# What you are asked to do:
Scan the data below. Pull out each line where "options" occurs.

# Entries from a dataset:
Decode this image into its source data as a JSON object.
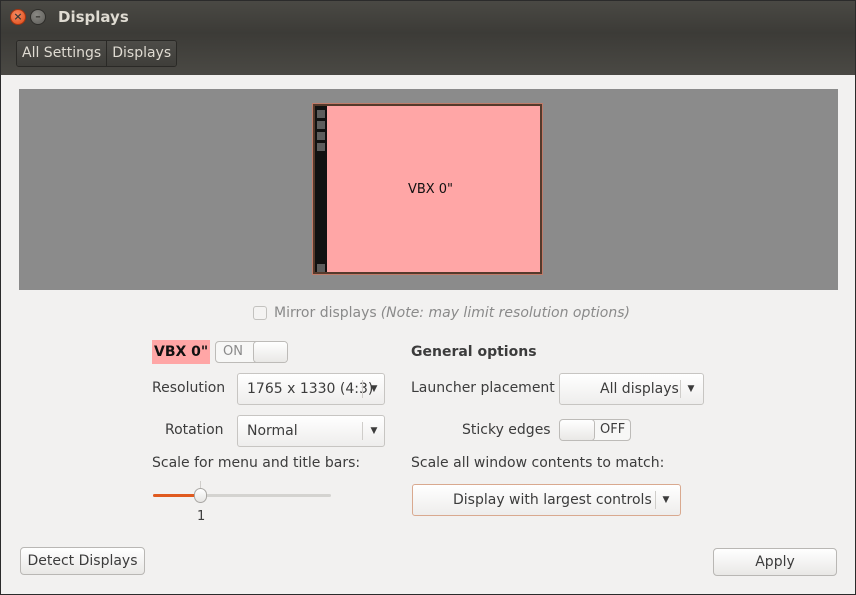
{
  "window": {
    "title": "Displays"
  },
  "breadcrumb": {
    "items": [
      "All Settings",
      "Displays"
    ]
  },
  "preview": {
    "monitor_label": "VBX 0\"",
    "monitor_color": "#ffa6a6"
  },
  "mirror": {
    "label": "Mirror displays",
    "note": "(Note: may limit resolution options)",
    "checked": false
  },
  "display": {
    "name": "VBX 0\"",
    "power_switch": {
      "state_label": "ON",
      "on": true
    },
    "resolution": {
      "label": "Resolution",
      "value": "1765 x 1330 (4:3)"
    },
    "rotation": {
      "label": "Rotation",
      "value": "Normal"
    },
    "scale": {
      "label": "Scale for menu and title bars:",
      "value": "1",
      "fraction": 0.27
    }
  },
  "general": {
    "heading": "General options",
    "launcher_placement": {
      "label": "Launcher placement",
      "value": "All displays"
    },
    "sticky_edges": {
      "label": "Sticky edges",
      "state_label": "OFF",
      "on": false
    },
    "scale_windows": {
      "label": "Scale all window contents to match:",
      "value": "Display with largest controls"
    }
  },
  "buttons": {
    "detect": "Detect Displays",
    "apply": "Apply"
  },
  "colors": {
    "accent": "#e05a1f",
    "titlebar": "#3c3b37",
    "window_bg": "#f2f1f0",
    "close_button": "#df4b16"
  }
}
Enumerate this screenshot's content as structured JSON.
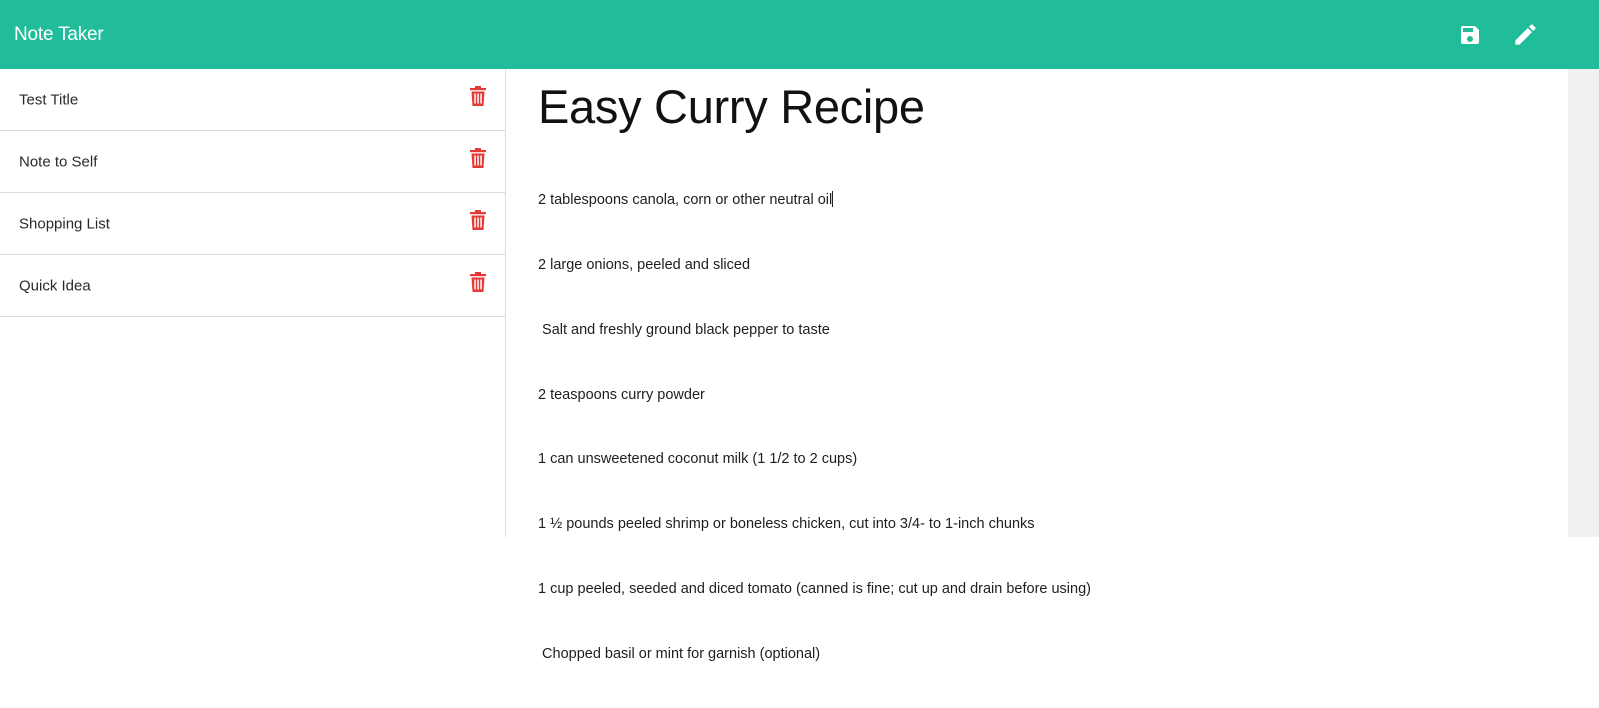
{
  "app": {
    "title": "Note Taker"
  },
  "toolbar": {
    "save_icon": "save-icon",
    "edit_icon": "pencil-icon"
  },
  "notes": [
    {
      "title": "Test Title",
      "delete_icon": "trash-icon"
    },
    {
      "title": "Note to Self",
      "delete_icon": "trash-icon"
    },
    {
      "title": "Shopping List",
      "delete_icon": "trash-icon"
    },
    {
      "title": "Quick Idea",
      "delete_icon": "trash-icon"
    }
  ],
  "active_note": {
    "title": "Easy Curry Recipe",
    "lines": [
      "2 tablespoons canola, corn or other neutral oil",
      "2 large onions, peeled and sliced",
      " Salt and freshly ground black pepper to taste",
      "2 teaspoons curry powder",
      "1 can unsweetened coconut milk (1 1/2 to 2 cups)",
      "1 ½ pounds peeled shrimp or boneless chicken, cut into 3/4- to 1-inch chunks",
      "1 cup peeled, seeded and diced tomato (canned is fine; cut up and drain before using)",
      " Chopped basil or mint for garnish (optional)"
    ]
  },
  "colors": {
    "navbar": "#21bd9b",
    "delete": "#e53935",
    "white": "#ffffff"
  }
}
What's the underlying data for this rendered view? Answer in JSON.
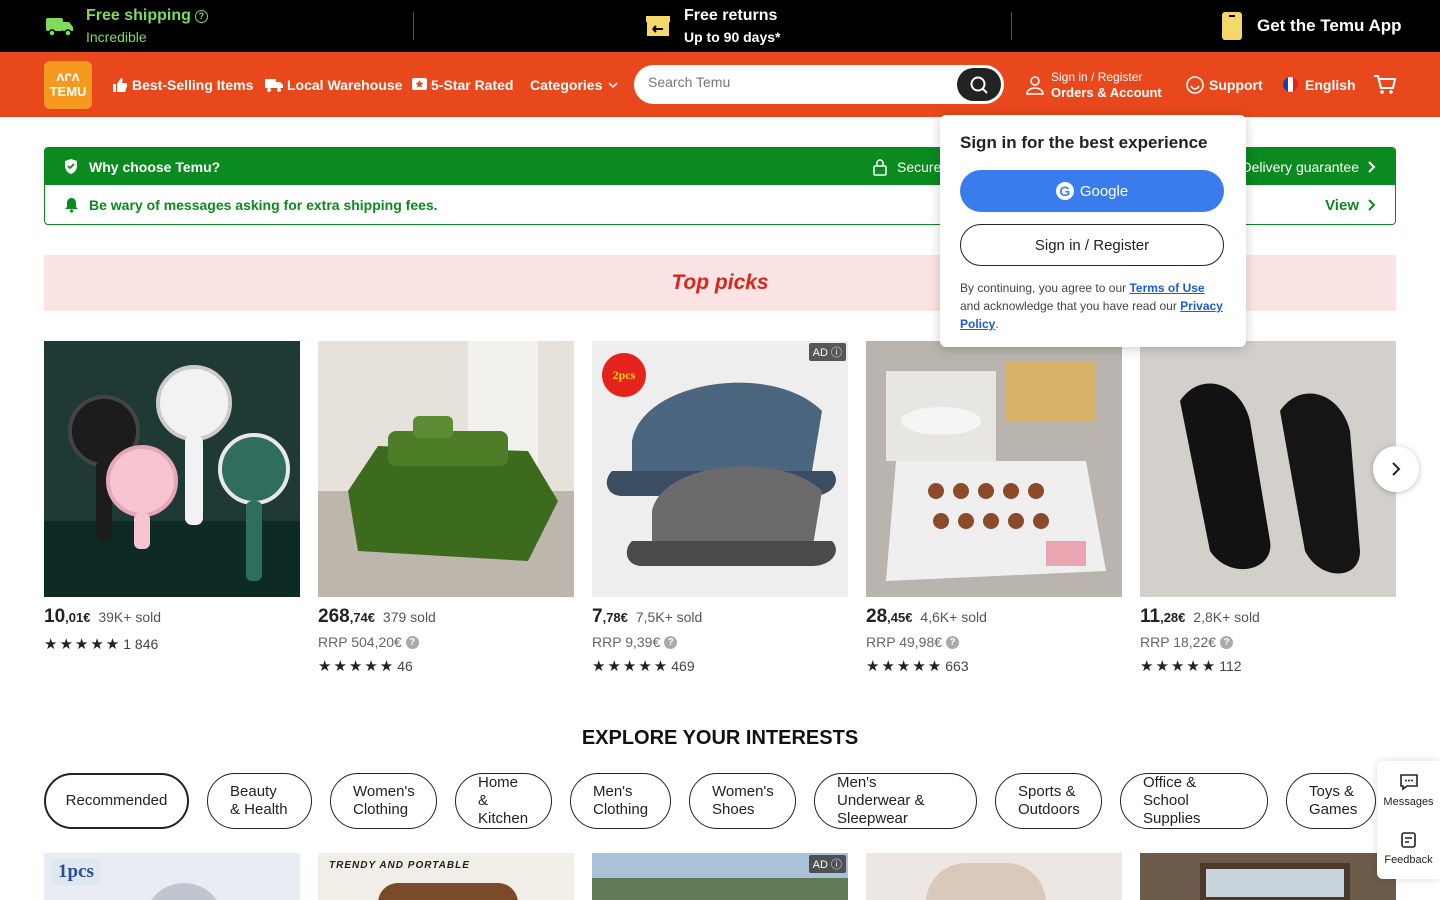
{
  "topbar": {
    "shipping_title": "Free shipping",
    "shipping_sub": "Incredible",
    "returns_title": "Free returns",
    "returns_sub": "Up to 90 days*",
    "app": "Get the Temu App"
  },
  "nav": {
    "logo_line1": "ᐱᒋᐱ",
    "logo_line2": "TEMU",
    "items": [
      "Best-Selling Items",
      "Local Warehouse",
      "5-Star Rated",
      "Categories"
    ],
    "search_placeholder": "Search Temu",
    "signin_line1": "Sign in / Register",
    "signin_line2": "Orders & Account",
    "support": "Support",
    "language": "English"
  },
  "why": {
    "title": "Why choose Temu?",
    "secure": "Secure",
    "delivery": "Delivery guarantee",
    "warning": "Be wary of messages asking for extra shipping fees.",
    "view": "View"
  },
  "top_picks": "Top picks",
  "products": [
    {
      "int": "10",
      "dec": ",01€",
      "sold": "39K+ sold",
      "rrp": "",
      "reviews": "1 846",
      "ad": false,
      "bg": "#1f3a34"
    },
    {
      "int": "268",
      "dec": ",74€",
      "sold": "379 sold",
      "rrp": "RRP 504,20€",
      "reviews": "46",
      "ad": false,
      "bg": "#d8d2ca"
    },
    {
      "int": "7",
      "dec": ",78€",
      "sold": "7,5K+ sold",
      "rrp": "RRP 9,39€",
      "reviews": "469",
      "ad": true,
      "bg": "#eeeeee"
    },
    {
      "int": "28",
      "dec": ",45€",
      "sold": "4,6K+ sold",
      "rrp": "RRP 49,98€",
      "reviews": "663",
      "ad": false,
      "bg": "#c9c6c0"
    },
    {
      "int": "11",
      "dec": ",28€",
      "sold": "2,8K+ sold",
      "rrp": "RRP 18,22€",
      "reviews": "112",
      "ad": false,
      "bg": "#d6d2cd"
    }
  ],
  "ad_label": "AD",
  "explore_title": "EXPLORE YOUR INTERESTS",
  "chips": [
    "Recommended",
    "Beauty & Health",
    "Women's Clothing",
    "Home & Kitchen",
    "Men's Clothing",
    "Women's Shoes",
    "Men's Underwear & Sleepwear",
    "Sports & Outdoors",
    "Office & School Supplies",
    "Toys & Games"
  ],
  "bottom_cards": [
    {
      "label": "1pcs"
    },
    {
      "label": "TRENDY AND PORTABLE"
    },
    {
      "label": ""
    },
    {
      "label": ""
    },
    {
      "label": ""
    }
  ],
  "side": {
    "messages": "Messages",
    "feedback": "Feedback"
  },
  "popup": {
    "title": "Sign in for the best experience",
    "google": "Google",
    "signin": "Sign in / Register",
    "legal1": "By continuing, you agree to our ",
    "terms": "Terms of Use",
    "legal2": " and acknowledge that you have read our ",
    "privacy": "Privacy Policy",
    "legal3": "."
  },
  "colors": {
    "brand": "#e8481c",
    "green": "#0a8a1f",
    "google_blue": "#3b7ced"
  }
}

# Answer for the task:
    "note": "(Note: may limit resolution options)",
    "heading": "General options",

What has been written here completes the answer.